* [Exercise aim]
Each line of the material below should be reproduced exactly.

** start **

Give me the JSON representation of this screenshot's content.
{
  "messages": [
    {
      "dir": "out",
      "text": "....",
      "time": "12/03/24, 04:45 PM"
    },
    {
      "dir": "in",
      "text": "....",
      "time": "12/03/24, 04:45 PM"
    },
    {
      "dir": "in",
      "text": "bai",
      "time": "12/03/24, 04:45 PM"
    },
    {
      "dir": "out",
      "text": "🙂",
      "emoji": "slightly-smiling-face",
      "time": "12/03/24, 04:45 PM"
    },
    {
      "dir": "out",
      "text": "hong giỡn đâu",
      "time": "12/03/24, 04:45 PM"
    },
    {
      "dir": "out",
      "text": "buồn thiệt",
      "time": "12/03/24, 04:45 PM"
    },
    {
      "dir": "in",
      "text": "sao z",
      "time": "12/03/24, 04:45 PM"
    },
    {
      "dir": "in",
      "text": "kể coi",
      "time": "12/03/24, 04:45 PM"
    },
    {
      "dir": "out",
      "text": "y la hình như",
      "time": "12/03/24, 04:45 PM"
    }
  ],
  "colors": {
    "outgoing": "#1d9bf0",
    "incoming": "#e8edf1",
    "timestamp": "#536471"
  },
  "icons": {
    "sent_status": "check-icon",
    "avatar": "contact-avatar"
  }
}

** end **

* [Task response]
Give me the JSON representation of this screenshot's content.
{
  "messages": [
    {
      "dir": "out",
      "text": "....",
      "time": "12/03/24, 04:45 PM"
    },
    {
      "dir": "in",
      "text": "....",
      "time": "12/03/24, 04:45 PM"
    },
    {
      "dir": "in",
      "text": "bai",
      "time": "12/03/24, 04:45 PM"
    },
    {
      "dir": "out",
      "text": "🙂",
      "emoji": "slightly-smiling-face",
      "time": "12/03/24, 04:45 PM"
    },
    {
      "dir": "out",
      "text": "hong giỡn đâu",
      "time": "12/03/24, 04:45 PM"
    },
    {
      "dir": "out",
      "text": "buồn thiệt",
      "time": "12/03/24, 04:45 PM"
    },
    {
      "dir": "in",
      "text": "sao z",
      "time": "12/03/24, 04:45 PM"
    },
    {
      "dir": "in",
      "text": "kể coi",
      "time": "12/03/24, 04:45 PM"
    },
    {
      "dir": "out",
      "text": "y la hình như",
      "time": "12/03/24, 04:45 PM"
    }
  ],
  "colors": {
    "outgoing": "#1d9bf0",
    "incoming": "#e8edf1",
    "timestamp": "#536471"
  },
  "icons": {
    "sent_status": "check-icon",
    "avatar": "contact-avatar"
  }
}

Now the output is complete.